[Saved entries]
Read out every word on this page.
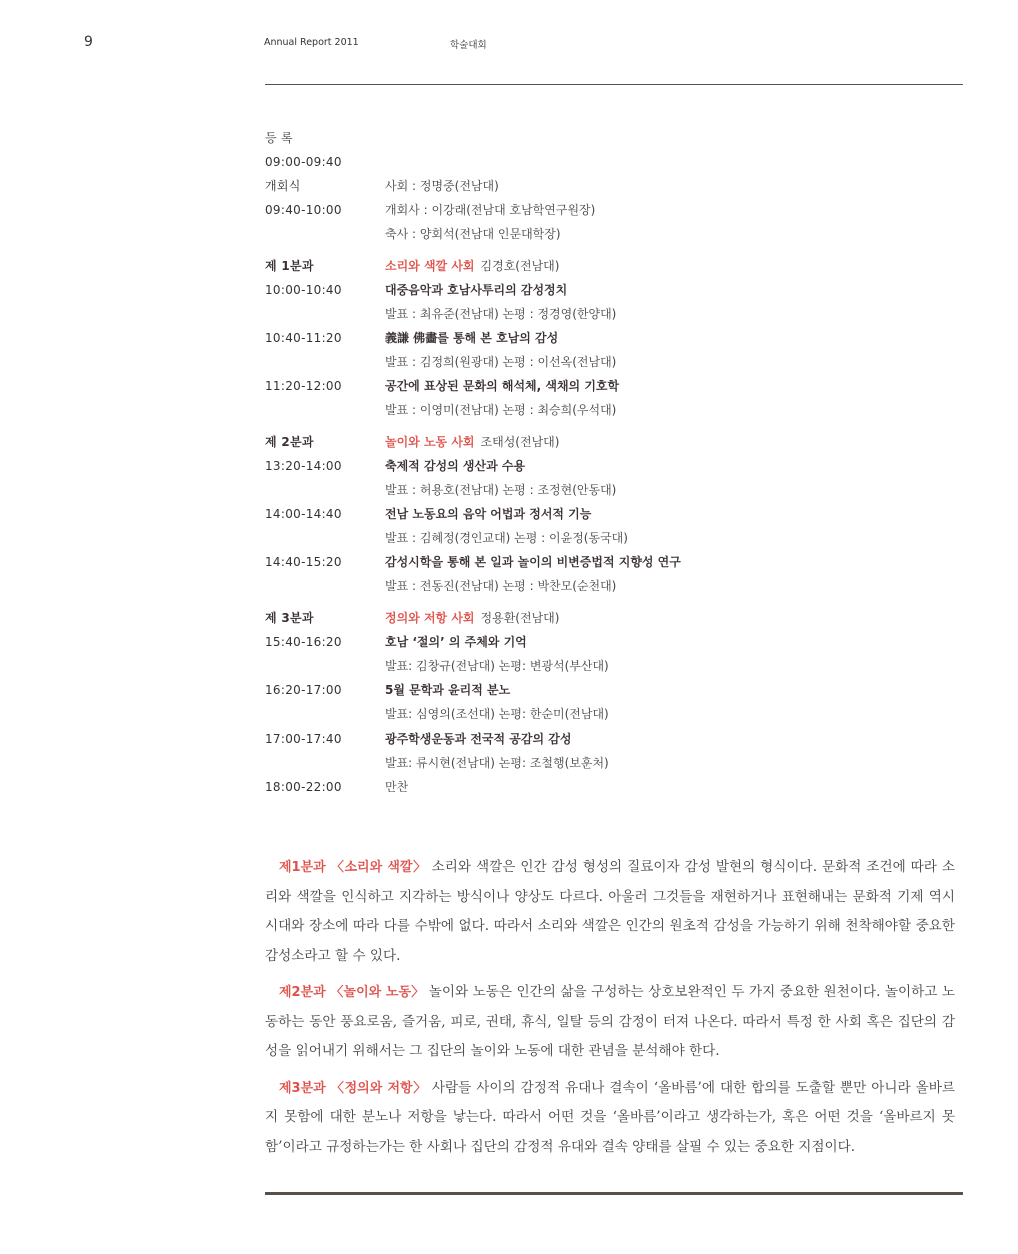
9	Annual Report 2011	학술대회
등 록
09:00-09:40
개회식	사회 : 정명중(전남대)
09:40-10:00	개회사 : 이강래(전남대 호남학연구원장)
축사 : 양회석(전남대 인문대학장)
제 1분과	소리와 색깔 사회 김경호(전남대)
10:00-10:40	대중음악과 호남사투리의 감성정치
발표 : 최유준(전남대) 논평 : 정경영(한양대)
10:40-11:20	義謙 佛畵를 통해 본 호남의 감성
발표 : 김정희(원광대) 논평 : 이선옥(전남대)
11:20-12:00	공간에 표상된 문화의 해석체, 색채의 기호학
발표 : 이영미(전남대) 논평 : 최승희(우석대)
제 2분과	놀이와 노동 사회 조태성(전남대)
13:20-14:00	축제적 감성의 생산과 수용
발표 : 허용호(전남대) 논평 : 조정현(안동대)
14:00-14:40	전남 노동요의 음악 어법과 정서적 기능
발표 : 김혜정(경인교대) 논평 : 이윤정(동국대)
14:40-15:20	감성시학을 통해 본 일과 놀이의 비변증법적 지향성 연구
발표 : 전동진(전남대) 논평 : 박찬모(순천대)
제 3분과	정의와 저항 사회 정용환(전남대)
15:40-16:20	호남 ‘절의’ 의 주체와 기억
발표: 김창규(전남대) 논평: 변광석(부산대)
16:20-17:00	5월 문학과 윤리적 분노
발표: 심영의(조선대) 논평: 한순미(전남대)
17:00-17:40	광주학생운동과 전국적 공감의 감성
발표: 류시현(전남대) 논평: 조철행(보훈처)
18:00-22:00	만찬

제1분과 〈소리와 색깔〉 소리와 색깔은 인간 감성 형성의 질료이자 감성 발현의 형식이다. 문화적 조건에 따라 소리와 색깔을 인식하고 지각하는 방식이나 양상도 다르다. 아울러 그것들을 재현하거나 표현해내는 문화적 기제 역시 시대와 장소에 따라 다를 수밖에 없다. 따라서 소리와 색깔은 인간의 원초적 감성을 가능하기 위해 천착해야할 중요한 감성소라고 할 수 있다.

제2분과 〈놀이와 노동〉 놀이와 노동은 인간의 삶을 구성하는 상호보완적인 두 가지 중요한 원천이다. 놀이하고 노동하는 동안 풍요로움, 즐거움, 피로, 권태, 휴식, 일탈 등의 감정이 터져 나온다. 따라서 특정 한 사회 혹은 집단의 감성을 읽어내기 위해서는 그 집단의 놀이와 노동에 대한 관념을 분석해야 한다.

제3분과 〈정의와 저항〉 사람들 사이의 감정적 유대나 결속이 ‘올바름’에 대한 합의를 도출할 뿐만 아니라 올바르지 못함에 대한 분노나 저항을 낳는다. 따라서 어떤 것을 ‘올바름’이라고 생각하는가, 혹은 어떤 것을 ‘올바르지 못함’이라고 규정하는가는 한 사회나 집단의 감정적 유대와 결속 양태를 살필 수 있는 중요한 지점이다.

### Exercise
Copy every line of the data exactly as written, excluding the pictures.

### Reply to the task
Read out every word on this page.
9	Annual Report 2011	학술대회
등 록
09:00-09:40
개회식	사회 : 정명중(전남대)
09:40-10:00	개회사 : 이강래(전남대 호남학연구원장)
축사 : 양회석(전남대 인문대학장)
제 1분과	소리와 색깔 사회 김경호(전남대)
10:00-10:40	대중음악과 호남사투리의 감성정치
발표 : 최유준(전남대) 논평 : 정경영(한양대)
10:40-11:20	義謙 佛畵를 통해 본 호남의 감성
발표 : 김정희(원광대) 논평 : 이선옥(전남대)
11:20-12:00	공간에 표상된 문화의 해석체, 색채의 기호학
발표 : 이영미(전남대) 논평 : 최승희(우석대)
제 2분과	놀이와 노동 사회 조태성(전남대)
13:20-14:00	축제적 감성의 생산과 수용
발표 : 허용호(전남대) 논평 : 조정현(안동대)
14:00-14:40	전남 노동요의 음악 어법과 정서적 기능
발표 : 김혜정(경인교대) 논평 : 이윤정(동국대)
14:40-15:20	감성시학을 통해 본 일과 놀이의 비변증법적 지향성 연구
발표 : 전동진(전남대) 논평 : 박찬모(순천대)
제 3분과	정의와 저항 사회 정용환(전남대)
15:40-16:20	호남 ‘절의’ 의 주체와 기억
발표: 김창규(전남대) 논평: 변광석(부산대)
16:20-17:00	5월 문학과 윤리적 분노
발표: 심영의(조선대) 논평: 한순미(전남대)
17:00-17:40	광주학생운동과 전국적 공감의 감성
발표: 류시현(전남대) 논평: 조철행(보훈처)
18:00-22:00	만찬

제1분과 〈소리와 색깔〉 소리와 색깔은 인간 감성 형성의 질료이자 감성 발현의 형식이다. 문화적 조건에 따라 소리와 색깔을 인식하고 지각하는 방식이나 양상도 다르다. 아울러 그것들을 재현하거나 표현해내는 문화적 기제 역시 시대와 장소에 따라 다를 수밖에 없다. 따라서 소리와 색깔은 인간의 원초적 감성을 가능하기 위해 천착해야할 중요한 감성소라고 할 수 있다.

제2분과 〈놀이와 노동〉 놀이와 노동은 인간의 삶을 구성하는 상호보완적인 두 가지 중요한 원천이다. 놀이하고 노동하는 동안 풍요로움, 즐거움, 피로, 권태, 휴식, 일탈 등의 감정이 터져 나온다. 따라서 특정 한 사회 혹은 집단의 감성을 읽어내기 위해서는 그 집단의 놀이와 노동에 대한 관념을 분석해야 한다.

제3분과 〈정의와 저항〉 사람들 사이의 감정적 유대나 결속이 ‘올바름’에 대한 합의를 도출할 뿐만 아니라 올바르지 못함에 대한 분노나 저항을 낳는다. 따라서 어떤 것을 ‘올바름’이라고 생각하는가, 혹은 어떤 것을 ‘올바르지 못함’이라고 규정하는가는 한 사회나 집단의 감정적 유대와 결속 양태를 살필 수 있는 중요한 지점이다.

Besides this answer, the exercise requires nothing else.